Dataset records START

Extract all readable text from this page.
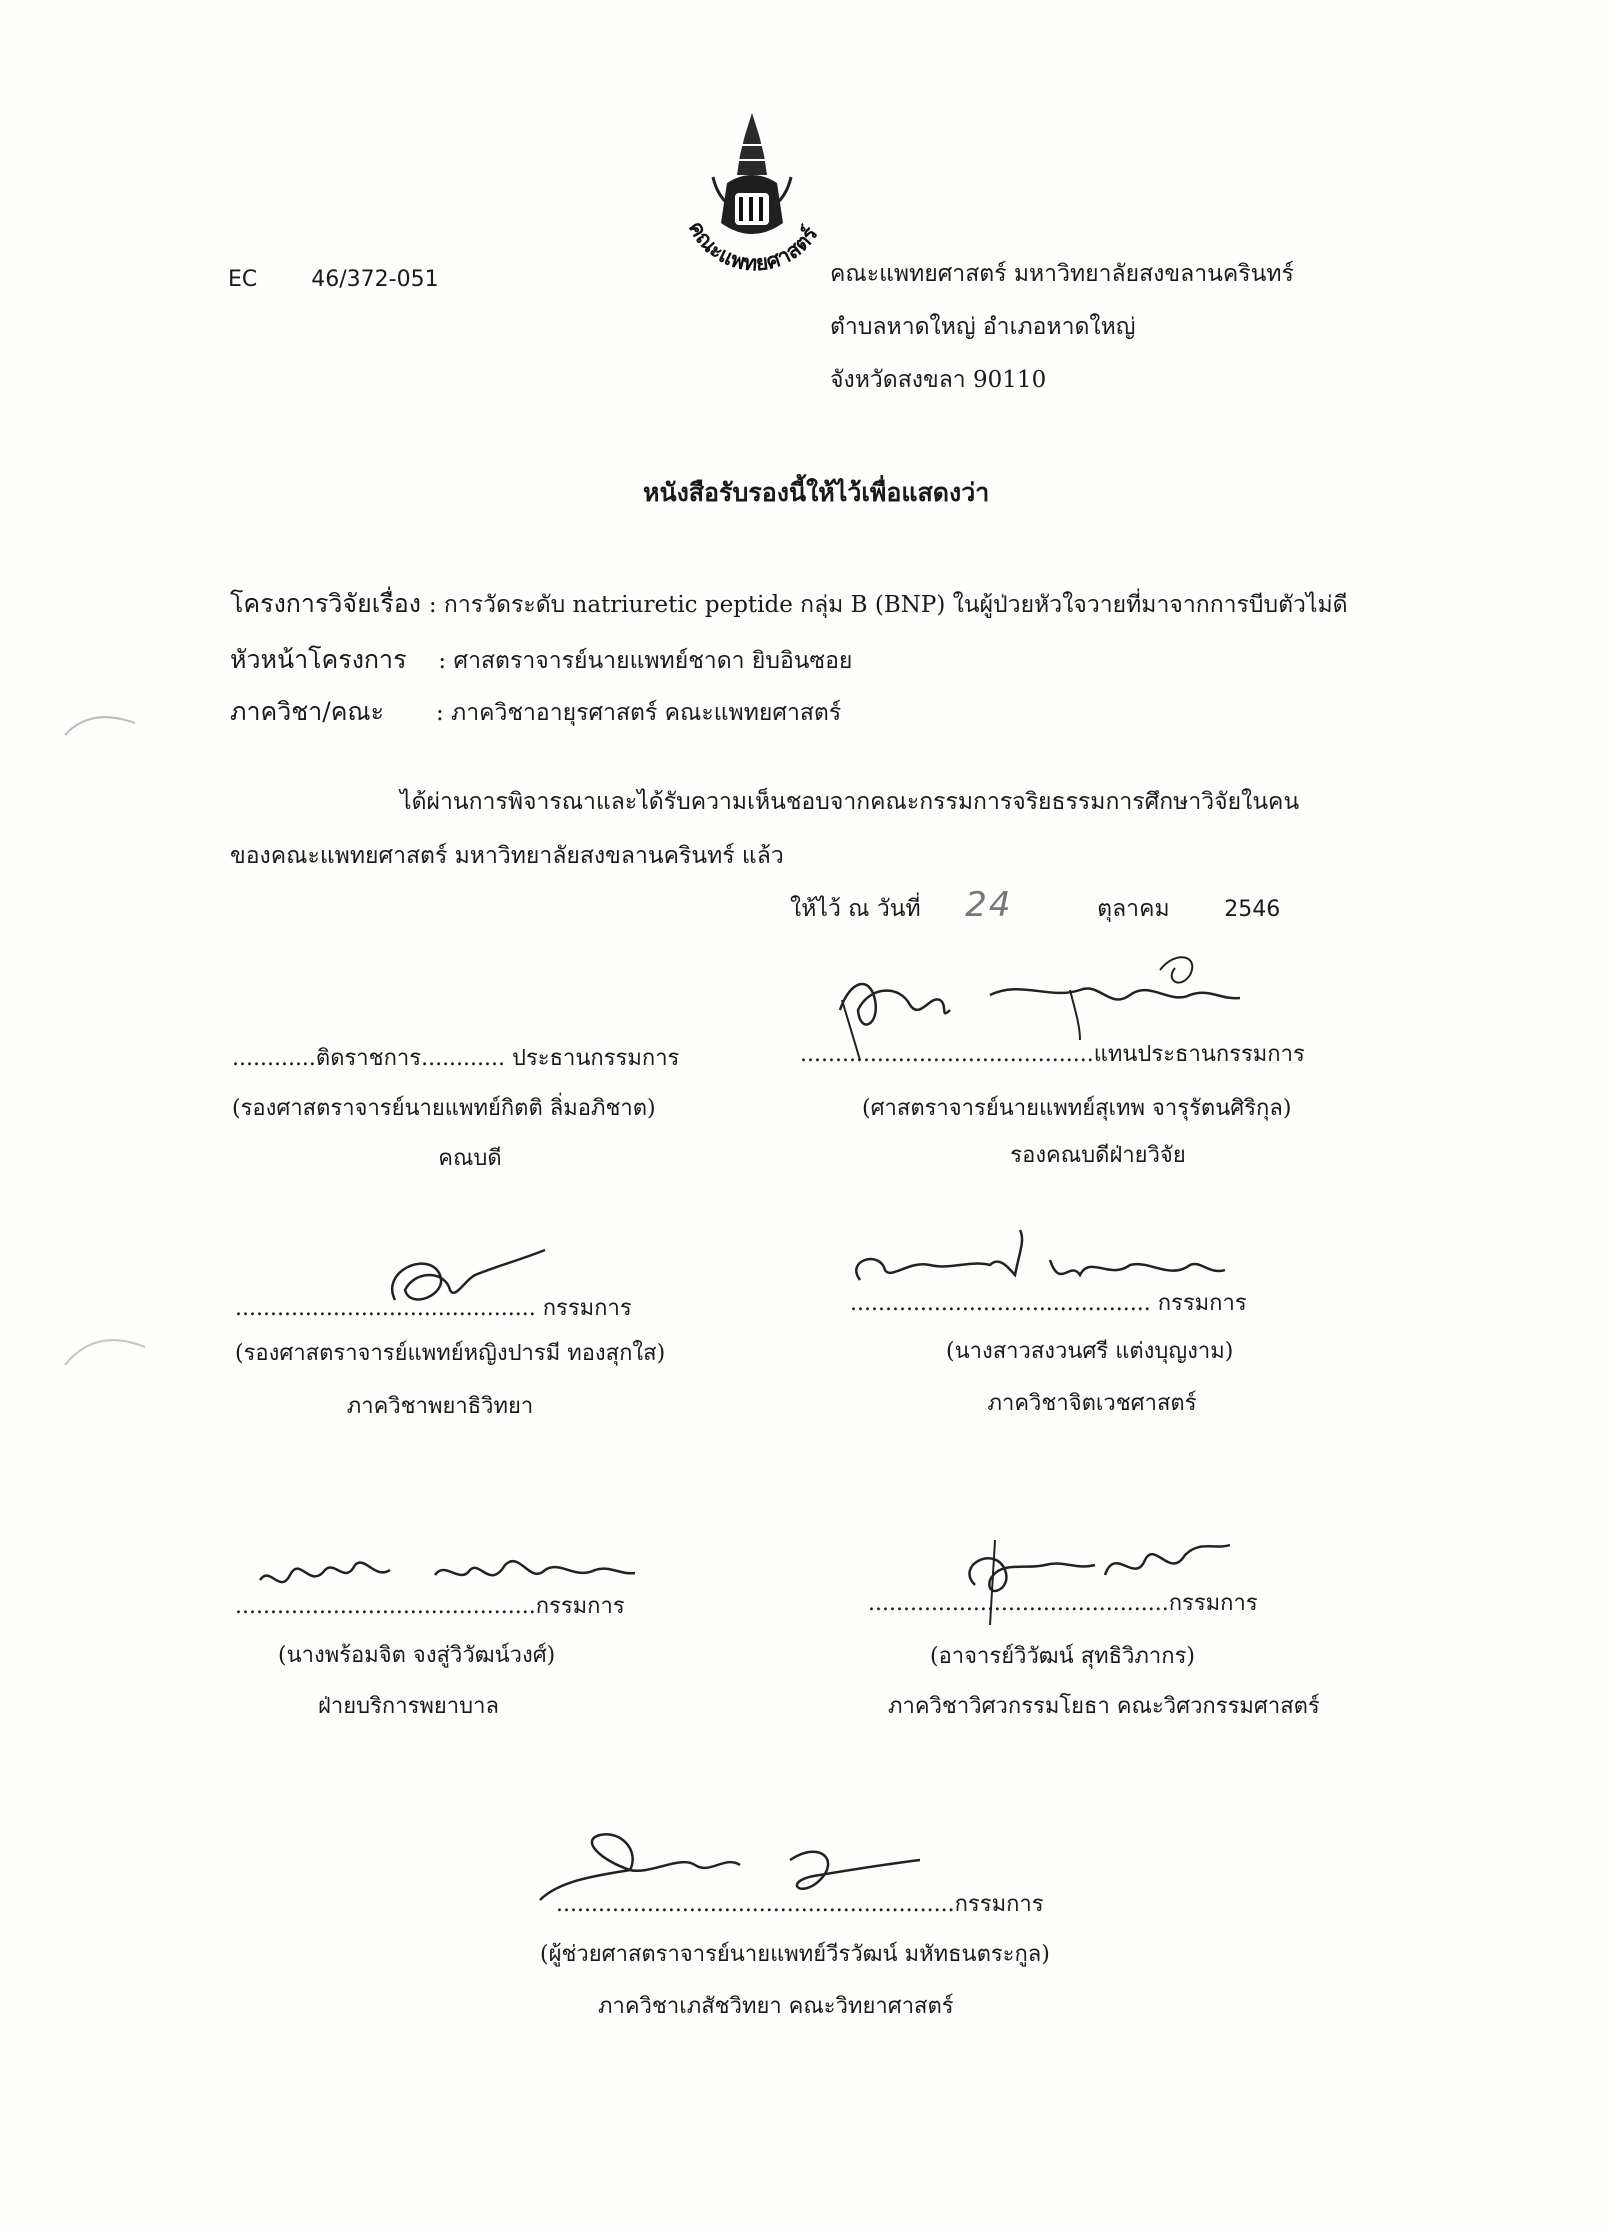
คณะแพทยศาสตร์
EC 46/372-051	คณะแพทยศาสตร์ มหาวิทยาลัยสงขลานครินทร์
ตำบลหาดใหญ่ อำเภอหาดใหญ่
จังหวัดสงขลา 90110
หนังสือรับรองนี้ให้ไว้เพื่อแสดงว่า
โครงการวิจัยเรื่อง : การวัดระดับ natriuretic peptide กลุ่ม B (BNP) ในผู้ป่วยหัวใจวายที่มาจากการบีบตัวไม่ดี
หัวหน้าโครงการ : ศาสตราจารย์นายแพทย์ชาดา ยิบอินซอย
ภาควิชา/คณะ : ภาควิชาอายุรศาสตร์ คณะแพทยศาสตร์
ได้ผ่านการพิจารณาและได้รับความเห็นชอบจากคณะกรรมการจริยธรรมการศึกษาวิจัยในคน
ของคณะแพทยศาสตร์ มหาวิทยาลัยสงขลานครินทร์ แล้ว
ให้ไว้ ณ วันที่ 24	ตุลาคม 2546
............ติดราชการ............ ประธานกรรมการ
(รองศาสตราจารย์นายแพทย์กิตติ ลิ่มอภิชาต)
คณบดี
..........................................แทนประธานกรรมการ
(ศาสตราจารย์นายแพทย์สุเทพ จารุรัตนศิริกุล)
รองคณบดีฝ่ายวิจัย
........................................... กรรมการ
(รองศาสตราจารย์แพทย์หญิงปารมี ทองสุกใส)
ภาควิชาพยาธิวิทยา
........................................... กรรมการ
(นางสาวสงวนศรี แต่งบุญงาม)
ภาควิชาจิตเวชศาสตร์
...........................................กรรมการ
(นางพร้อมจิต จงสู่วิวัฒน์วงศ์)
ฝ่ายบริการพยาบาล
...........................................กรรมการ
(อาจารย์วิวัฒน์ สุทธิวิภากร)
ภาควิชาวิศวกรรมโยธา คณะวิศวกรรมศาสตร์
.........................................................กรรมการ
(ผู้ช่วยศาสตราจารย์นายแพทย์วีรวัฒน์ มหัทธนตระกูล)
ภาควิชาเภสัชวิทยา คณะวิทยาศาสตร์
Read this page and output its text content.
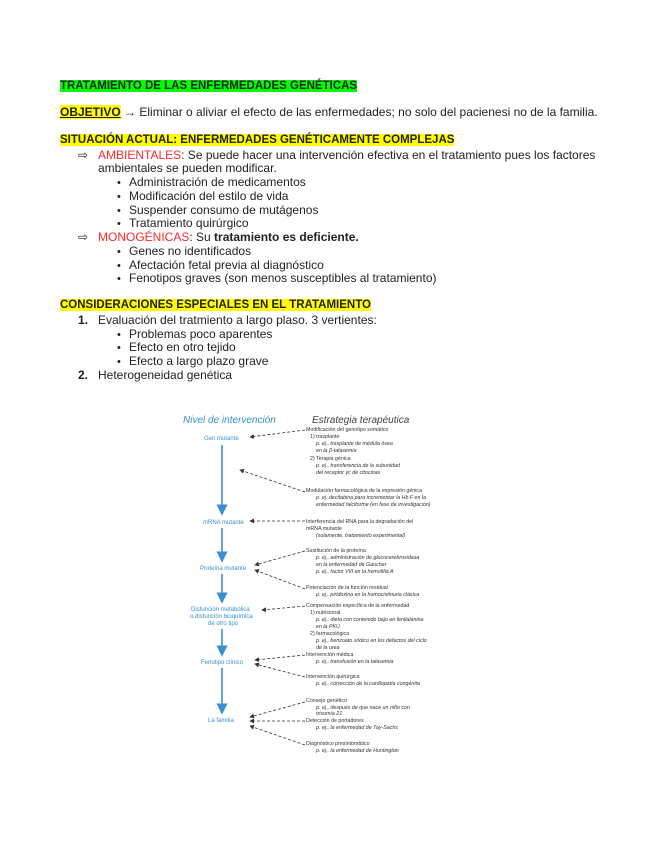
TRATAMIENTO DE LAS ENFERMEDADES GENÉTICAS
OBJETIVO → Eliminar o aliviar el efecto de las enfermedades; no solo del pacienesi no de la familia.
SITUACIÓN ACTUAL: ENFERMEDADES GENÉTICAMENTE COMPLEJAS
⇨ AMBIENTALES: Se puede hacer una intervención efectiva en el tratamiento pues los factores
ambientales se pueden modificar.
• Administración de medicamentos
• Modificación del estilo de vida
• Suspender consumo de mutágenos
• Tratamiento quirúrgico
⇨ MONOGÉNICAS: Su tratamiento es deficiente.
• Genes no identificados
• Afectación fetal previa al diagnóstico
• Fenotipos graves (son menos susceptibles al tratamiento)
CONSIDERACIONES ESPECIALES EN EL TRATAMIENTO
1. Evaluación del tratmiento a largo plaso. 3 vertientes:
• Problemas poco aparentes
• Efecto en otro tejido
• Efecto a largo plazo grave
2. Heterogeneidad genética
Nivel de intervención	Estrategia terapéutica
Gen mutante
mRNA mutante
Proteína mutante
Disfunción metabólica
o disfunción bioquímica
de otro tipo
Fenotipo clínico
La familia
Modificación del genotipo somático
1) trasplante
p. ej., trasplante de médula ósea
en la β-talasemia
2) Terapia génica
p. ej., transferencia de la subunidad
del receptor γc de citocinas
Modulación farmacológica de la expresión génica
p. ej.,decitabina para incrementar la Hb F en la
enfermedad falciforme (en fase de investigación)
Interferencia del RNA para la degradación del
mRNA mutante
(solamente, tratamiento experimental)
Sustitución de la proteína
p. ej., administración de glucocerebrosidasa
en la enfermedad de Gaucher
p. ej., factor VIII en la hemofilia A
Potenciación de la función residual
p. ej., piridoxina en la homocistinuria clásica
Compensación específica de la enfermedad
1) nutricional
p. ej., dieta con contenido bajo en fenilalanina
en la PKU
2) farmacológica
p. ej., benzoato sódico en los defectos del ciclo
de la urea
Intervención médica
p. ej., transfusión en la talasemia
Intervención quirúrgica
p. ej., corrección de la cardiopatía congénita
Consejo genético
p. ej., después de que nace un niño con
trisomía 21
Detección de portadores
p. ej., la enfermedad de Tay-Sachs
Diagnóstico presintomático
p. ej., la enfermedad de Huntington
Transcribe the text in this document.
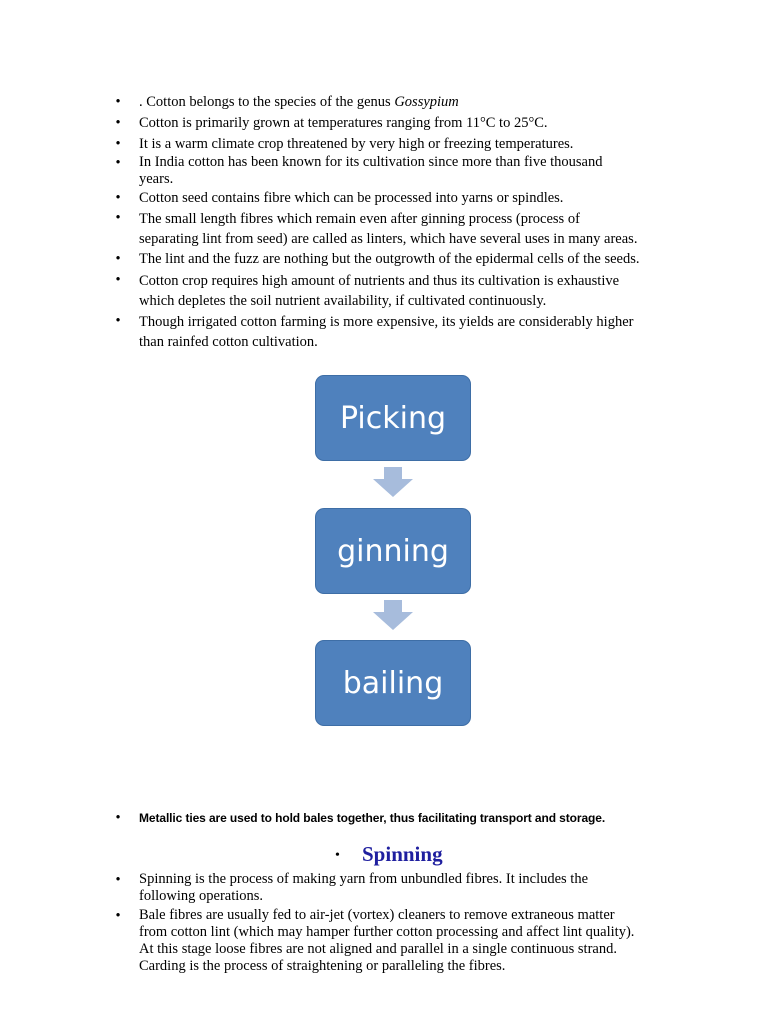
• . Cotton belongs to the species of the genus Gossypium
• Cotton is primarily grown at temperatures ranging from 11°C to 25°C.
• It is a warm climate crop threatened by very high or freezing temperatures.
• In India cotton has been known for its cultivation since more than five thousand
years.
• Cotton seed contains fibre which can be processed into yarns or spindles.
• The small length fibres which remain even after ginning process (process of
separating lint from seed) are called as linters, which have several uses in many areas.
• The lint and the fuzz are nothing but the outgrowth of the epidermal cells of the seeds.
• Cotton crop requires high amount of nutrients and thus its cultivation is exhaustive
which depletes the soil nutrient availability, if cultivated continuously.
• Though irrigated cotton farming is more expensive, its yields are considerably higher
than rainfed cotton cultivation.
Picking
ginning
bailing
• Metallic ties are used to hold bales together, thus facilitating transport and storage.
• Spinning
• Spinning is the process of making yarn from unbundled fibres. It includes the
following operations.
• Bale fibres are usually fed to air-jet (vortex) cleaners to remove extraneous matter
from cotton lint (which may hamper further cotton processing and affect lint quality).
At this stage loose fibres are not aligned and parallel in a single continuous strand.
Carding is the process of straightening or paralleling the fibres.
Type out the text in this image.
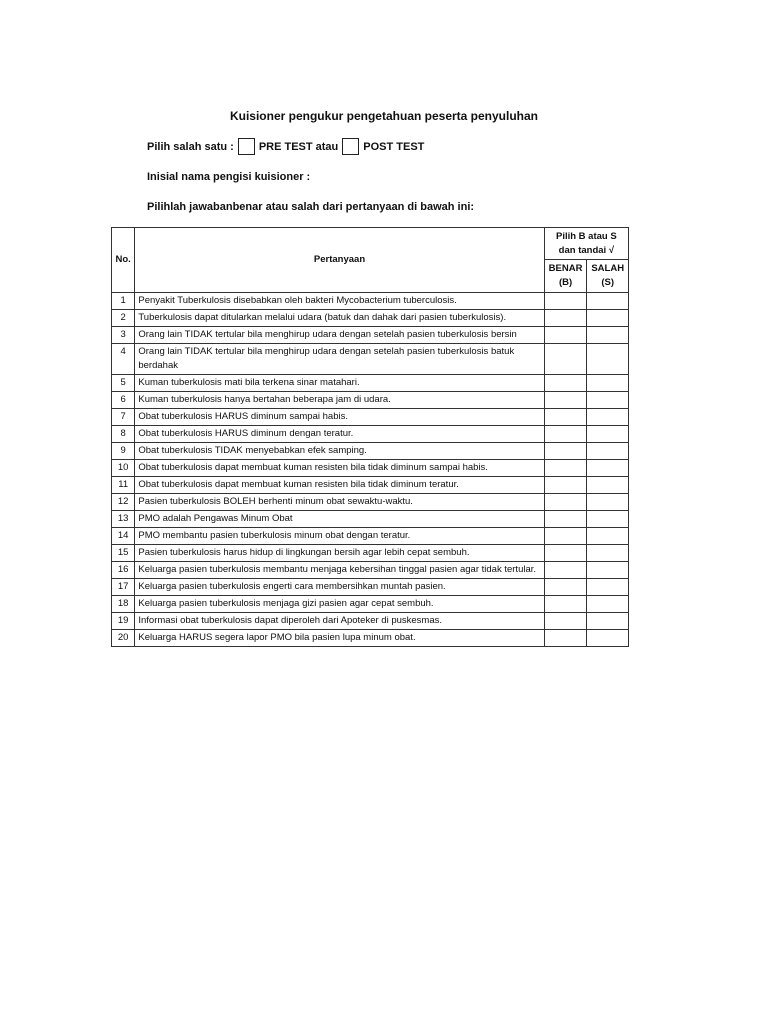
Kuisioner pengukur pengetahuan peserta penyuluhan
Pilih salah satu : PRE TEST atau POST TEST
Inisial nama pengisi kuisioner :
Pilihlah jawabanbenar atau salah dari pertanyaan di bawah ini:
No.	Pertanyaan	Pilih B atau S dan tandai √	
		BENAR (B)	SALAH (S)
1	Penyakit Tuberkulosis disebabkan oleh bakteri Mycobacterium tuberculosis.		
2	Tuberkulosis dapat ditularkan melalui udara (batuk dan dahak dari pasien tuberkulosis).		
3	Orang lain TIDAK tertular bila menghirup udara dengan setelah pasien tuberkulosis bersin		
4	Orang lain TIDAK tertular bila menghirup udara dengan setelah pasien tuberkulosis batuk berdahak		
5	Kuman tuberkulosis mati bila terkena sinar matahari.		
6	Kuman tuberkulosis hanya bertahan beberapa jam di udara.		
7	Obat tuberkulosis HARUS diminum sampai habis.		
8	Obat tuberkulosis HARUS diminum dengan teratur.		
9	Obat tuberkulosis TIDAK menyebabkan efek samping.		
10	Obat tuberkulosis dapat membuat kuman resisten bila tidak diminum sampai habis.		
11	Obat tuberkulosis dapat membuat kuman resisten bila tidak diminum teratur.		
12	Pasien tuberkulosis BOLEH berhenti minum obat sewaktu-waktu.		
13	PMO adalah Pengawas Minum Obat		
14	PMO membantu pasien tuberkulosis minum obat dengan teratur.		
15	Pasien tuberkulosis harus hidup di lingkungan bersih agar lebih cepat sembuh.		
16	Keluarga pasien tuberkulosis membantu menjaga kebersihan tinggal pasien agar tidak tertular.		
17	Keluarga pasien tuberkulosis engerti cara membersihkan muntah pasien.		
18	Keluarga pasien tuberkulosis menjaga gizi pasien agar cepat sembuh.		
19	Informasi obat tuberkulosis dapat diperoleh dari Apoteker di puskesmas.		
20	Keluarga HARUS segera lapor PMO bila pasien lupa minum obat.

Dataset records END

# Instructions to follow
Gather from the records above every line containing the string "menjaga".

# Task output
16	Keluarga pasien tuberkulosis membantu menjaga kebersihan tinggal pasien agar tidak tertular.		
18	Keluarga pasien tuberkulosis menjaga gizi pasien agar cepat sembuh.		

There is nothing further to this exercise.